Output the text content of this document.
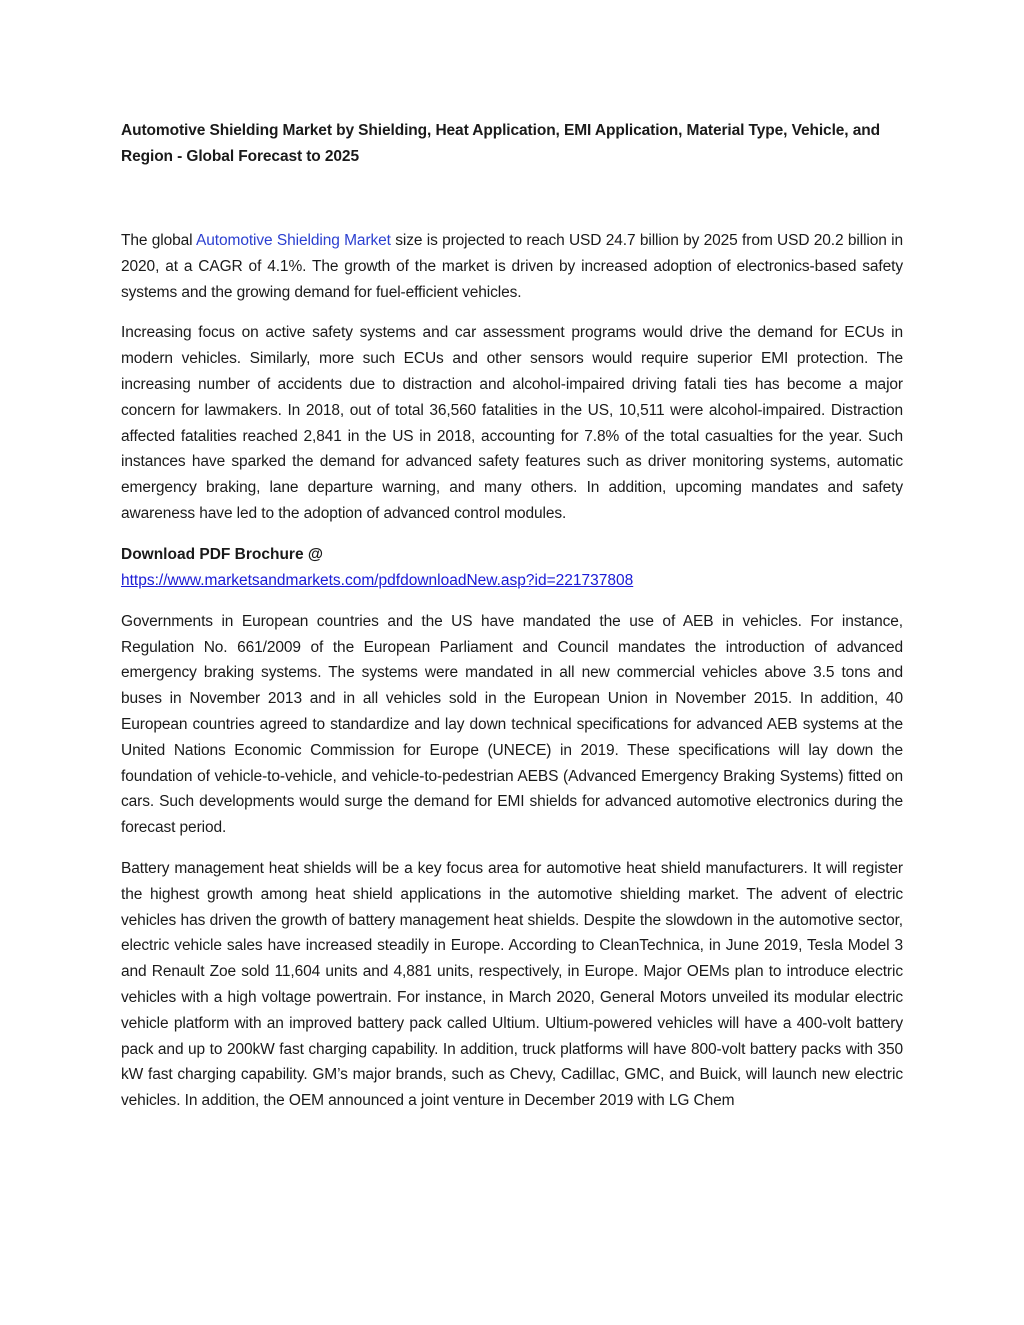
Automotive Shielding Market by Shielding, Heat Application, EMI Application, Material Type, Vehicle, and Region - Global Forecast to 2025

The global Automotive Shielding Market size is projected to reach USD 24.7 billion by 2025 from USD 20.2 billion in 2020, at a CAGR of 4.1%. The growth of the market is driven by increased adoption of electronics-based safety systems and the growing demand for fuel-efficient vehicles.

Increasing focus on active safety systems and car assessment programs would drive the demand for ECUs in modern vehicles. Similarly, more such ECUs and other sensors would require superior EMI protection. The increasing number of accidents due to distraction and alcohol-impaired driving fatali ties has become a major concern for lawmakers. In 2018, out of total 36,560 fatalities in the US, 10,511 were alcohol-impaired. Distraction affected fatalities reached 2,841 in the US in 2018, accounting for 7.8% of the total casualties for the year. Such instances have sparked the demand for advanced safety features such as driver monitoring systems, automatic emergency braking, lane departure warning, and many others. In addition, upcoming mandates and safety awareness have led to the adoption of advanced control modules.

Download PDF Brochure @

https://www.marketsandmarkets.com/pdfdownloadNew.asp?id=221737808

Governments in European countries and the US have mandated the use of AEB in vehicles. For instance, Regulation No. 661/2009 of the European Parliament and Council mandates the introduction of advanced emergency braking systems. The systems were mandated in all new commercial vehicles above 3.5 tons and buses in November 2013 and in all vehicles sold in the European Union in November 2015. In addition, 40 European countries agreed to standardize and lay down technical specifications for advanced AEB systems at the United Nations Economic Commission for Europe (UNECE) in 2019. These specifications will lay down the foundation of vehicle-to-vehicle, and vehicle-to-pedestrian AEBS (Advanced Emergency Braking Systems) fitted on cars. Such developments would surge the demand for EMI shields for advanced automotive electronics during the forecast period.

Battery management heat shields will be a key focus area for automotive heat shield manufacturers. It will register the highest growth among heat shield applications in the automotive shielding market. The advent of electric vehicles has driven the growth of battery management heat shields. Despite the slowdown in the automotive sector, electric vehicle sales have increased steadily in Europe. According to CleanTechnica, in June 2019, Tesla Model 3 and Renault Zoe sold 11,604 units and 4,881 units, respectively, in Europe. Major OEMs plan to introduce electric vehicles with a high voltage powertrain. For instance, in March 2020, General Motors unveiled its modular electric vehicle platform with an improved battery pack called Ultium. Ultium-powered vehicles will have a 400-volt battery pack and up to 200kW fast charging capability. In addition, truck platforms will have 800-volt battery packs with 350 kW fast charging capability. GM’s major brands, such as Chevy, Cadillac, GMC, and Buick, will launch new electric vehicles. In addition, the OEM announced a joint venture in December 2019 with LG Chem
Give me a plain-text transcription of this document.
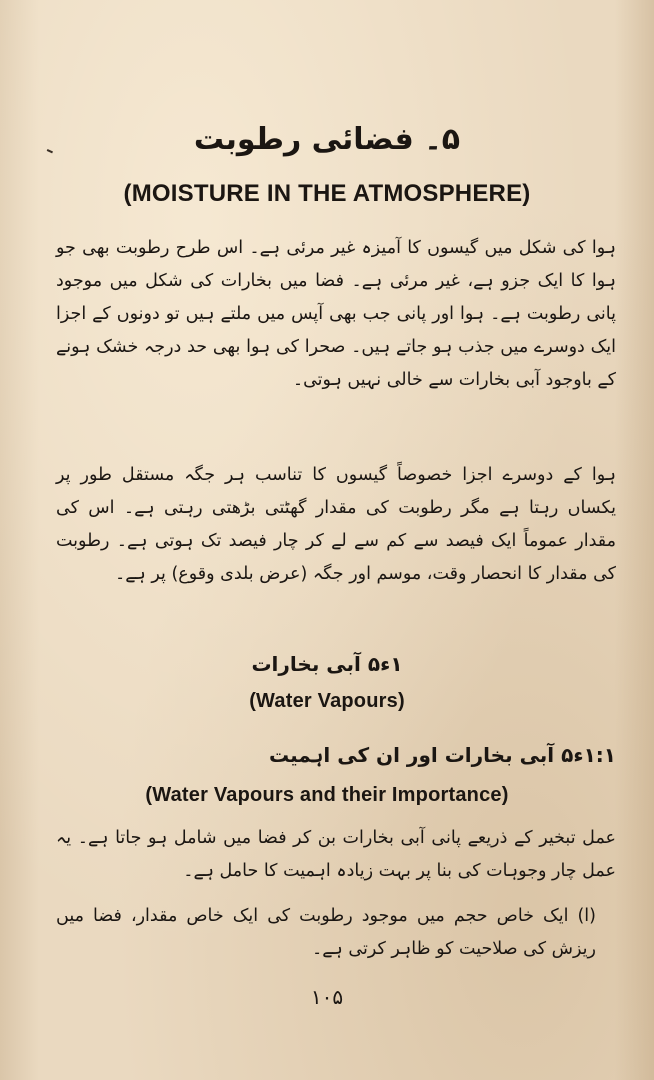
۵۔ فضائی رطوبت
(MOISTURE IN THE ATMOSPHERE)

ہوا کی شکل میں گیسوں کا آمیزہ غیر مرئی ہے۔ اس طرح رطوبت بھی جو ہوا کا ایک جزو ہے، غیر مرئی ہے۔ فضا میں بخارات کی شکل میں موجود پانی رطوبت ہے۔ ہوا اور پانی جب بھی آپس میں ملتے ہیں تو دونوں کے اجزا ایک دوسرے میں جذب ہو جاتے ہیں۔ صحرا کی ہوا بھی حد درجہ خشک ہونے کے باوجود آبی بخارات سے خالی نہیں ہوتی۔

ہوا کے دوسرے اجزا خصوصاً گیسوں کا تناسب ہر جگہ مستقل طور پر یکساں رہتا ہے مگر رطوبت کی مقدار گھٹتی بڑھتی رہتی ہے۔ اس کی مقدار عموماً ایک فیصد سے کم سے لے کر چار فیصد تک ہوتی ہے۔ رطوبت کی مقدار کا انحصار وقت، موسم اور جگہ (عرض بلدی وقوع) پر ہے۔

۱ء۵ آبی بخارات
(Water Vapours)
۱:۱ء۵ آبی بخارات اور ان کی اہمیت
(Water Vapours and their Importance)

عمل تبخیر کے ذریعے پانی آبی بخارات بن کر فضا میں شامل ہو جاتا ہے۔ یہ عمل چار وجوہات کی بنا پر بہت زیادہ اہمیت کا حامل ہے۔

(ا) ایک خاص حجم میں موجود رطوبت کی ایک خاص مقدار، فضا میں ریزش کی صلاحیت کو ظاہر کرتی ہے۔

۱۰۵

......

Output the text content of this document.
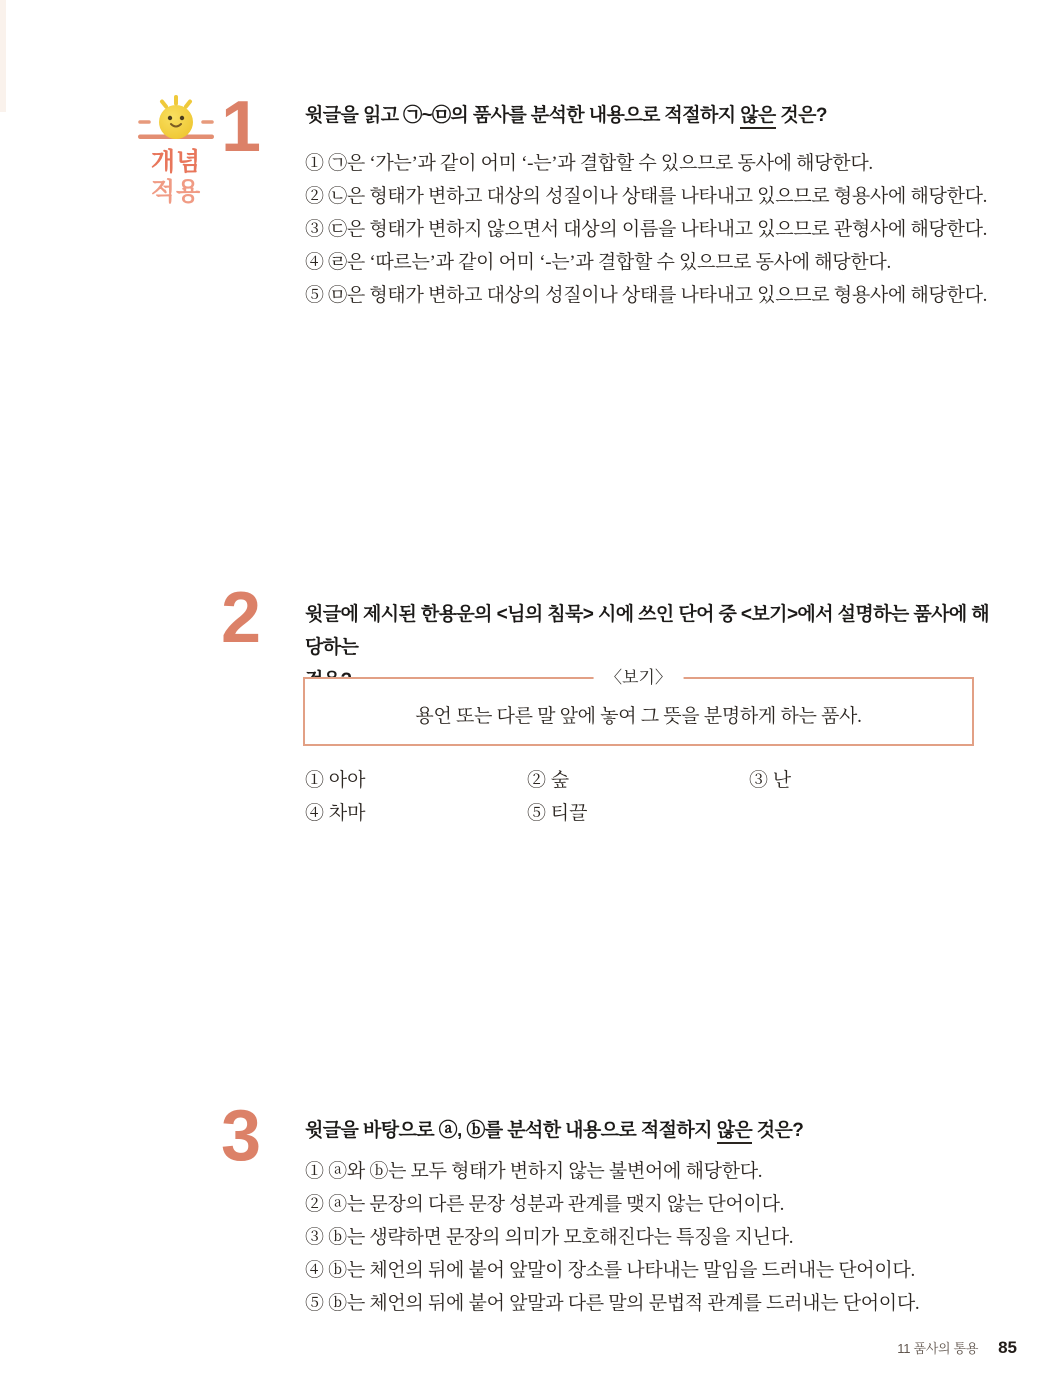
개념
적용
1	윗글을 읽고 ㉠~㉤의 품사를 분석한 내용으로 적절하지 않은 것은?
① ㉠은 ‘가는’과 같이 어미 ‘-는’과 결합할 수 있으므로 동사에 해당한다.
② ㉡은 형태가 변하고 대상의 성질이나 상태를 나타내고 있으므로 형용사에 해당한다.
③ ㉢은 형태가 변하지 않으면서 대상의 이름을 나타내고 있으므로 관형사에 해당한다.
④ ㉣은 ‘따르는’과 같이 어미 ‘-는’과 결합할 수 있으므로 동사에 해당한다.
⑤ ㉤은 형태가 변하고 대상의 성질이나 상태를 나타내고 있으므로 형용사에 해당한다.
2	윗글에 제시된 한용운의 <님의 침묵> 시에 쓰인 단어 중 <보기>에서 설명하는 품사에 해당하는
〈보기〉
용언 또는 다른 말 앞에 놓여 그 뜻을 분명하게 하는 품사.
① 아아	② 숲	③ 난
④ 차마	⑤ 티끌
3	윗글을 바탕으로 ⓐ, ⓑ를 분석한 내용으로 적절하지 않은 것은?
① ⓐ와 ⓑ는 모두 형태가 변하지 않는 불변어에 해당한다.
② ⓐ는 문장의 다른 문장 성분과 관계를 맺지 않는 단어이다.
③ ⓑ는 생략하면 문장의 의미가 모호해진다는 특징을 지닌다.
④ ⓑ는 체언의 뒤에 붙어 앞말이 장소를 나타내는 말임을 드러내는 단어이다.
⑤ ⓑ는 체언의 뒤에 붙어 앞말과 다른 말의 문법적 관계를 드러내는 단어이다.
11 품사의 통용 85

......

**Stated goal:**
Go through the preceding material and copy each line that has the word "اجزا".

**Answer to the exercise:**
ہوا کی شکل میں گیسوں کا آمیزہ غیر مرئی ہے۔ اس طرح رطوبت بھی جو ہوا کا ایک جزو ہے، غیر مرئی ہے۔ فضا میں بخارات کی شکل میں موجود پانی رطوبت ہے۔ ہوا اور پانی جب بھی آپس میں ملتے ہیں تو دونوں کے اجزا ایک دوسرے میں جذب ہو جاتے ہیں۔ صحرا کی ہوا بھی حد درجہ خشک ہونے کے باوجود آبی بخارات سے خالی نہیں ہوتی۔
ہوا کے دوسرے اجزا خصوصاً گیسوں کا تناسب ہر جگہ مستقل طور پر یکساں رہتا ہے مگر رطوبت کی مقدار گھٹتی بڑھتی رہتی ہے۔ اس کی مقدار عموماً ایک فیصد سے کم سے لے کر چار فیصد تک ہوتی ہے۔ رطوبت کی مقدار کا انحصار وقت، موسم اور جگہ (عرض بلدی وقوع) پر ہے۔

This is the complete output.